Objective – Omit every picture while repeating the entries exactly.
____
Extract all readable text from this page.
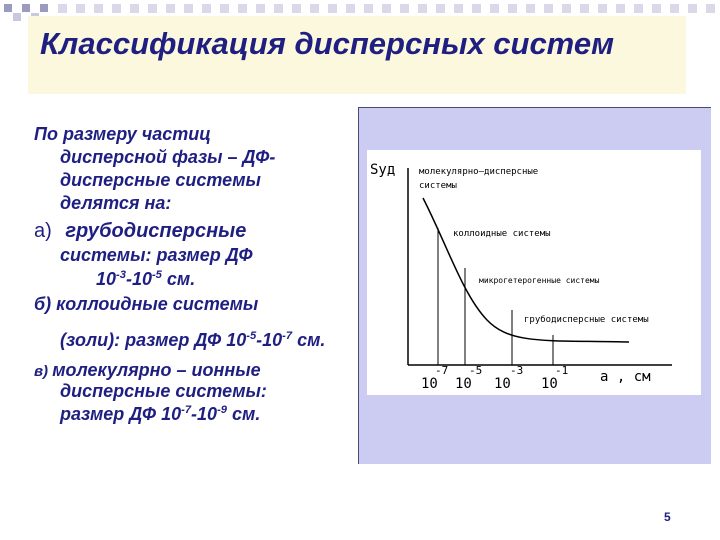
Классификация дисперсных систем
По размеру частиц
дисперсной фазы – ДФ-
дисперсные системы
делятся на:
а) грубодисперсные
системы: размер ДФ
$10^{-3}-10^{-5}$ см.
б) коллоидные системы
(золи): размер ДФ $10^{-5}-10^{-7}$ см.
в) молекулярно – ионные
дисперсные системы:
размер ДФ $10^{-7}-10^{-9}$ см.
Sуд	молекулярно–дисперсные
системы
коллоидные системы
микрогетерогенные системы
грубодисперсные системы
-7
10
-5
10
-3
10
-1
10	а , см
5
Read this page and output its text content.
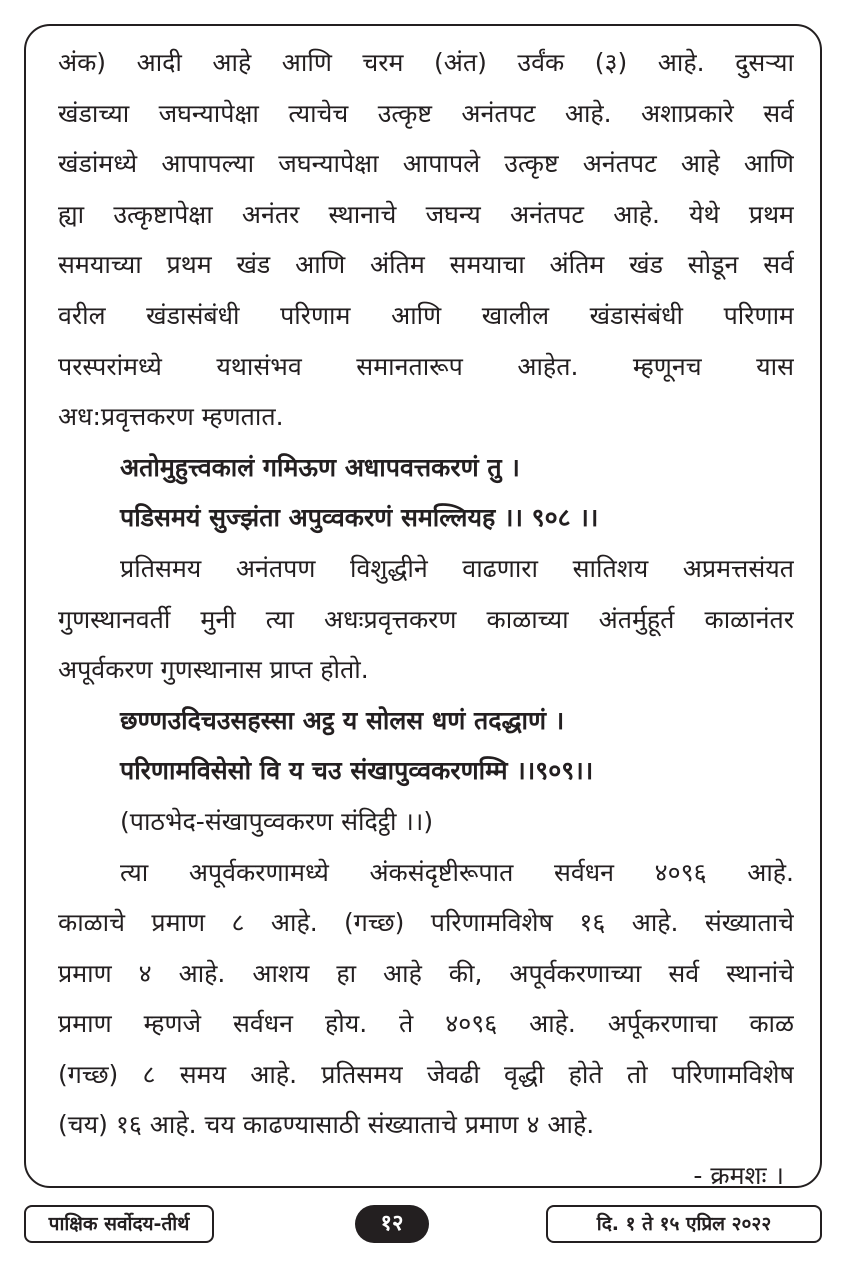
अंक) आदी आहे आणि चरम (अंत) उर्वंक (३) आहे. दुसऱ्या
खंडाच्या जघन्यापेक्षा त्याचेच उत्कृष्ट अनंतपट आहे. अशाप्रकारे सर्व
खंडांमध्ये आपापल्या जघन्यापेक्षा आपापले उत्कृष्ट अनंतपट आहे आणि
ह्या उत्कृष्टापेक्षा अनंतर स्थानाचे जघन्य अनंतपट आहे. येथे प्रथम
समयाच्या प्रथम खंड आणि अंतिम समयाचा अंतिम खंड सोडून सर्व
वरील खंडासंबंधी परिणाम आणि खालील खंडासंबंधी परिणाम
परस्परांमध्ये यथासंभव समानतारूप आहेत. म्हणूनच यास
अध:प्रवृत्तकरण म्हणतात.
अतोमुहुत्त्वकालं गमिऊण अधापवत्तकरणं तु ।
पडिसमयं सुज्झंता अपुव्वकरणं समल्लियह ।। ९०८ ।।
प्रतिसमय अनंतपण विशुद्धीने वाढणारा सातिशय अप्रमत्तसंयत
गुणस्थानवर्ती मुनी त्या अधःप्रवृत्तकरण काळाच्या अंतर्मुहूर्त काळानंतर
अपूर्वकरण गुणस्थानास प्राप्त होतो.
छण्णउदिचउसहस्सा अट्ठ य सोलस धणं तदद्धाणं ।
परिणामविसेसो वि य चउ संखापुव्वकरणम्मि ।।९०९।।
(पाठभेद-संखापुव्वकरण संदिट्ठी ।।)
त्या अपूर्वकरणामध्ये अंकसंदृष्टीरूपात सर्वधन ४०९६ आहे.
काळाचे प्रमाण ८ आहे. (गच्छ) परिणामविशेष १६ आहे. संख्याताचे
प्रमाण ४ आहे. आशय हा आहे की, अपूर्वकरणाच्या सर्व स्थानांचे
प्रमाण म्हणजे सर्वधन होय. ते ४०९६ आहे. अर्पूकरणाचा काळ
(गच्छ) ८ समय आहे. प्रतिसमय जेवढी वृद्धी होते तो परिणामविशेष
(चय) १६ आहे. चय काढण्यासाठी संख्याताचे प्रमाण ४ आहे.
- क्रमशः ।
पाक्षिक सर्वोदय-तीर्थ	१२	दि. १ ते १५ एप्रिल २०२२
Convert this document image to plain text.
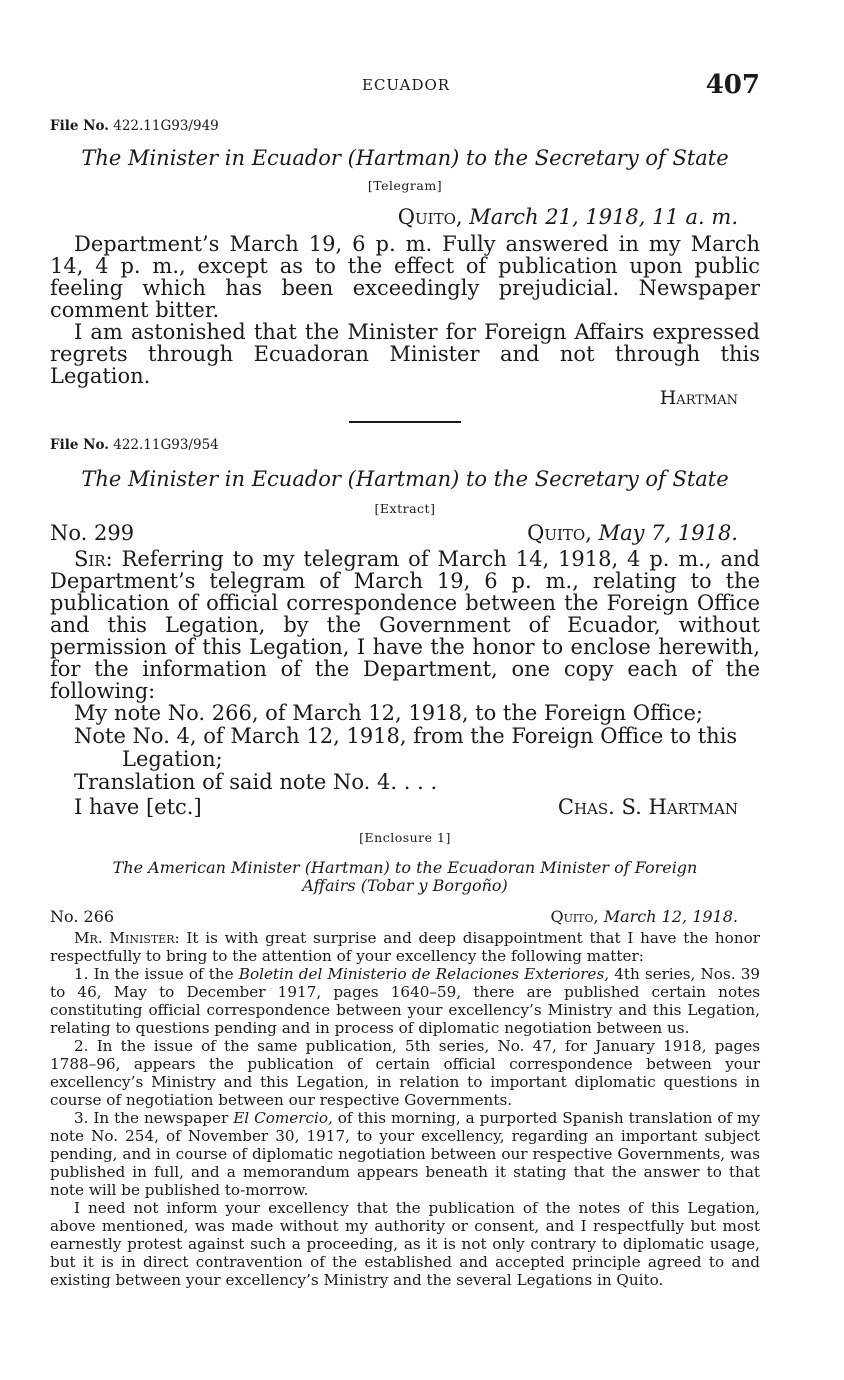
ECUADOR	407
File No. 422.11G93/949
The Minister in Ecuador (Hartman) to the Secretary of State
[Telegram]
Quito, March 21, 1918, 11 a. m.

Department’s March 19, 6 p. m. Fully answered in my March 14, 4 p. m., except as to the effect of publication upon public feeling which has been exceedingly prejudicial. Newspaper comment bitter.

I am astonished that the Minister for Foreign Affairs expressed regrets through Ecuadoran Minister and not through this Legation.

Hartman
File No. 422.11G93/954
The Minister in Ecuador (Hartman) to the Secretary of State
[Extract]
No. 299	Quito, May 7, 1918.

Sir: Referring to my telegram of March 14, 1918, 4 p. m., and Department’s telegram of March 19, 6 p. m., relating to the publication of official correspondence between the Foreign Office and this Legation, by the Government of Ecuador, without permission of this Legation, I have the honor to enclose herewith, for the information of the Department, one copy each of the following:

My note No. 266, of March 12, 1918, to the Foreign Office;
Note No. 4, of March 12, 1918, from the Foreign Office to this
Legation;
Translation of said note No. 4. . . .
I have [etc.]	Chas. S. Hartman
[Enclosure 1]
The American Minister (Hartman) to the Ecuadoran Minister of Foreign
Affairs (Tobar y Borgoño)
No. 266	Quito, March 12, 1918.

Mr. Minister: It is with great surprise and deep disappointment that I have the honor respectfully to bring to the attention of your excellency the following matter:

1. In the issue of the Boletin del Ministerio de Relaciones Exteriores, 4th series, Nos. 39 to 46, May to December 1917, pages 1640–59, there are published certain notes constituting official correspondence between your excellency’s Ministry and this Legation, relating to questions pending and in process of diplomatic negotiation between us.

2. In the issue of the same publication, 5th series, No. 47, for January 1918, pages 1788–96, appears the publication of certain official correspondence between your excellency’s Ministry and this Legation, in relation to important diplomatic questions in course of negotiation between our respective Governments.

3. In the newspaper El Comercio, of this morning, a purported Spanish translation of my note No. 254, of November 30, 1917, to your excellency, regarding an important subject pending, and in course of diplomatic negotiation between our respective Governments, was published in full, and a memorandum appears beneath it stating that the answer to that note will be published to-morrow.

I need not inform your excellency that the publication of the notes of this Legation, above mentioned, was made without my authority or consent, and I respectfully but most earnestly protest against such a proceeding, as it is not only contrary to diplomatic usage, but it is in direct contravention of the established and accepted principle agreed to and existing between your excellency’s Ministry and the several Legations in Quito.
____
Solution for this problem –
Extract all readable text from this page.
Классификация дисперсных систем
По размеру частиц
дисперсной фазы – ДФ-
дисперсные системы
делятся на:
а) грубодисперсные
системы: размер ДФ
$10^{-3}-10^{-5}$ см.
б) коллоидные системы
(золи): размер ДФ $10^{-5}-10^{-7}$ см.
в) молекулярно – ионные
дисперсные системы:
размер ДФ $10^{-7}-10^{-9}$ см.
Sуд	молекулярно–дисперсные
системы
коллоидные системы
микрогетерогенные системы
грубодисперсные системы
-7
10
-5
10
-3
10
-1
10	а , см
5
Read this page and output its text content.
अंक) आदी आहे आणि चरम (अंत) उर्वंक (३) आहे. दुसऱ्या
खंडाच्या जघन्यापेक्षा त्याचेच उत्कृष्ट अनंतपट आहे. अशाप्रकारे सर्व
खंडांमध्ये आपापल्या जघन्यापेक्षा आपापले उत्कृष्ट अनंतपट आहे आणि
ह्या उत्कृष्टापेक्षा अनंतर स्थानाचे जघन्य अनंतपट आहे. येथे प्रथम
समयाच्या प्रथम खंड आणि अंतिम समयाचा अंतिम खंड सोडून सर्व
वरील खंडासंबंधी परिणाम आणि खालील खंडासंबंधी परिणाम
परस्परांमध्ये यथासंभव समानतारूप आहेत. म्हणूनच यास
अध:प्रवृत्तकरण म्हणतात.
अतोमुहुत्त्वकालं गमिऊण अधापवत्तकरणं तु ।
पडिसमयं सुज्झंता अपुव्वकरणं समल्लियह ।। ९०८ ।।
प्रतिसमय अनंतपण विशुद्धीने वाढणारा सातिशय अप्रमत्तसंयत
गुणस्थानवर्ती मुनी त्या अधःप्रवृत्तकरण काळाच्या अंतर्मुहूर्त काळानंतर
अपूर्वकरण गुणस्थानास प्राप्त होतो.
छण्णउदिचउसहस्सा अट्ठ य सोलस धणं तदद्धाणं ।
परिणामविसेसो वि य चउ संखापुव्वकरणम्मि ।।९०९।।
(पाठभेद-संखापुव्वकरण संदिट्ठी ।।)
त्या अपूर्वकरणामध्ये अंकसंदृष्टीरूपात सर्वधन ४०९६ आहे.
काळाचे प्रमाण ८ आहे. (गच्छ) परिणामविशेष १६ आहे. संख्याताचे
प्रमाण ४ आहे. आशय हा आहे की, अपूर्वकरणाच्या सर्व स्थानांचे
प्रमाण म्हणजे सर्वधन होय. ते ४०९६ आहे. अर्पूकरणाचा काळ
(गच्छ) ८ समय आहे. प्रतिसमय जेवढी वृद्धी होते तो परिणामविशेष
(चय) १६ आहे. चय काढण्यासाठी संख्याताचे प्रमाण ४ आहे.
- क्रमशः ।
पाक्षिक सर्वोदय-तीर्थ	१२	दि. १ ते १५ एप्रिल २०२२
Convert this document image to plain text.
ECUADOR	407
File No. 422.11G93/949
The Minister in Ecuador (Hartman) to the Secretary of State
[Telegram]
Quito, March 21, 1918, 11 a. m.

Department’s March 19, 6 p. m. Fully answered in my March 14, 4 p. m., except as to the effect of publication upon public feeling which has been exceedingly prejudicial. Newspaper comment bitter.

I am astonished that the Minister for Foreign Affairs expressed regrets through Ecuadoran Minister and not through this Legation.

Hartman
File No. 422.11G93/954
The Minister in Ecuador (Hartman) to the Secretary of State
[Extract]
No. 299	Quito, May 7, 1918.

Sir: Referring to my telegram of March 14, 1918, 4 p. m., and Department’s telegram of March 19, 6 p. m., relating to the publication of official correspondence between the Foreign Office and this Legation, by the Government of Ecuador, without permission of this Legation, I have the honor to enclose herewith, for the information of the Department, one copy each of the following:

My note No. 266, of March 12, 1918, to the Foreign Office;
Note No. 4, of March 12, 1918, from the Foreign Office to this
Legation;
Translation of said note No. 4. . . .
I have [etc.]	Chas. S. Hartman
[Enclosure 1]
The American Minister (Hartman) to the Ecuadoran Minister of Foreign
Affairs (Tobar y Borgoño)
No. 266	Quito, March 12, 1918.

Mr. Minister: It is with great surprise and deep disappointment that I have the honor respectfully to bring to the attention of your excellency the following matter:

1. In the issue of the Boletin del Ministerio de Relaciones Exteriores, 4th series, Nos. 39 to 46, May to December 1917, pages 1640–59, there are published certain notes constituting official correspondence between your excellency’s Ministry and this Legation, relating to questions pending and in process of diplomatic negotiation between us.

2. In the issue of the same publication, 5th series, No. 47, for January 1918, pages 1788–96, appears the publication of certain official correspondence between your excellency’s Ministry and this Legation, in relation to important diplomatic questions in course of negotiation between our respective Governments.

3. In the newspaper El Comercio, of this morning, a purported Spanish translation of my note No. 254, of November 30, 1917, to your excellency, regarding an important subject pending, and in course of diplomatic negotiation between our respective Governments, was published in full, and a memorandum appears beneath it stating that the answer to that note will be published to-morrow.

I need not inform your excellency that the publication of the notes of this Legation, above mentioned, was made without my authority or consent, and I respectfully but most earnestly protest against such a proceeding, as it is not only contrary to diplomatic usage, but it is in direct contravention of the established and accepted principle agreed to and existing between your excellency’s Ministry and the several Legations in Quito.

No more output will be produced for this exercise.